→ Task requirements
All lines in which the word "have" occurs are to be extracted.

→ Records for this task
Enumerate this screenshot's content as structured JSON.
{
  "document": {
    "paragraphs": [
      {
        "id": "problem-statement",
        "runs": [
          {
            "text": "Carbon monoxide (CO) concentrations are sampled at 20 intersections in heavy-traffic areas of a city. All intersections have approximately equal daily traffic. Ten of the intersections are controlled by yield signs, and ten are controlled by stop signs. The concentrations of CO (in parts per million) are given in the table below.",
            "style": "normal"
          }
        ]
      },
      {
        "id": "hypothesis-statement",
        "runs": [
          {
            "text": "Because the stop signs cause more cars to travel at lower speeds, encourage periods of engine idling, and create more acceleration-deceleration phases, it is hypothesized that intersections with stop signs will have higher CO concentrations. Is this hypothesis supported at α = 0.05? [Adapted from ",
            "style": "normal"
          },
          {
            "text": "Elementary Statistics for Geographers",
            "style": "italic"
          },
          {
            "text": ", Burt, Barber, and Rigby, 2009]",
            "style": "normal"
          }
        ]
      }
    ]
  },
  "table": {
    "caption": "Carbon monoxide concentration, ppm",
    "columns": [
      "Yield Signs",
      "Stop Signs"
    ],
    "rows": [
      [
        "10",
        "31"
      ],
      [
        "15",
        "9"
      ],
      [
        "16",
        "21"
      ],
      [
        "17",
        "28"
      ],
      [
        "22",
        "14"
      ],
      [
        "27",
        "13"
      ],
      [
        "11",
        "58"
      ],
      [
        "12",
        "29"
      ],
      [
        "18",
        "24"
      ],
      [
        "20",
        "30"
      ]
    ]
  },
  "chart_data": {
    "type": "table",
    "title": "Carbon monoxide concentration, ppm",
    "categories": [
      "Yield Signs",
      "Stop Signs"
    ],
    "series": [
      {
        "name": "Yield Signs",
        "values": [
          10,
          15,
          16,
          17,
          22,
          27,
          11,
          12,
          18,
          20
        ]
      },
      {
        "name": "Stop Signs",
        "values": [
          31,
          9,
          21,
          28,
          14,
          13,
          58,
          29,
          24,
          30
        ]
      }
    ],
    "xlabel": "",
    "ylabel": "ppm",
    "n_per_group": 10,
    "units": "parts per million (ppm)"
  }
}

→ Exercise answer
            "text": "Carbon monoxide (CO) concentrations are sampled at 20 intersections in heavy-traffic areas of a city. All intersections have approximately equal daily traffic. Ten of the intersections are controlled by yield signs, and ten are controlled by stop signs. The concentrations of CO (in parts per million) are given in the table below.",
            "text": "Because the stop signs cause more cars to travel at lower speeds, encourage periods of engine idling, and create more acceleration-deceleration phases, it is hypothesized that intersections with stop signs will have higher CO concentrations. Is this hypothesis supported at α = 0.05? [Adapted from ",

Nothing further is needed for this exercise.